■ Listed entries:
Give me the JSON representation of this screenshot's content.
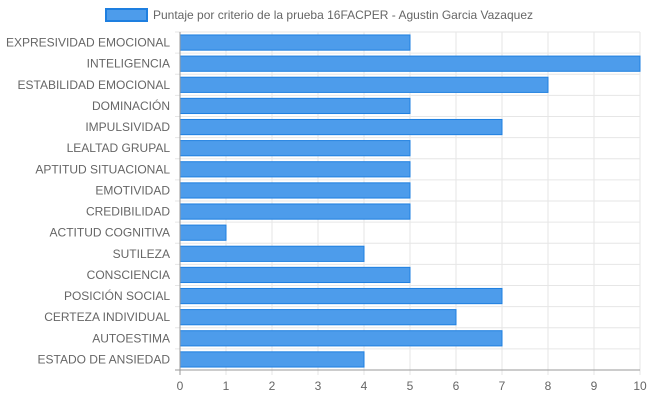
{
  "chart_data": {
    "type": "bar",
    "orientation": "horizontal",
    "legend": {
      "label": "Puntaje por criterio de la prueba 16FACPER - Agustin Garcia Vazaquez",
      "placement": "top"
    },
    "categories": [
      "EXPRESIVIDAD EMOCIONAL",
      "INTELIGENCIA",
      "ESTABILIDAD EMOCIONAL",
      "DOMINACIÓN",
      "IMPULSIVIDAD",
      "LEALTAD GRUPAL",
      "APTITUD SITUACIONAL",
      "EMOTIVIDAD",
      "CREDIBILIDAD",
      "ACTITUD COGNITIVA",
      "SUTILEZA",
      "CONSCIENCIA",
      "POSICIÓN SOCIAL",
      "CERTEZA INDIVIDUAL",
      "AUTOESTIMA",
      "ESTADO DE ANSIEDAD"
    ],
    "values": [
      5,
      10,
      8,
      5,
      7,
      5,
      5,
      5,
      5,
      1,
      4,
      5,
      7,
      6,
      7,
      4
    ],
    "xlim": [
      0,
      10
    ],
    "x_ticks": [
      "0",
      "1",
      "2",
      "3",
      "4",
      "5",
      "6",
      "7",
      "8",
      "9",
      "10"
    ],
    "grid": true,
    "colors": {
      "bar_fill": "#4d9ceb",
      "bar_stroke": "#1e7fe0",
      "grid": "#e6e6e6",
      "axis": "#999999",
      "text": "#666666"
    }
  }
}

■ Required work:
Your task is to gather all lines from the entries above that hold the word "EMOCIONAL".

■ Reply to the task:
      "EXPRESIVIDAD EMOCIONAL",
      "ESTABILIDAD EMOCIONAL",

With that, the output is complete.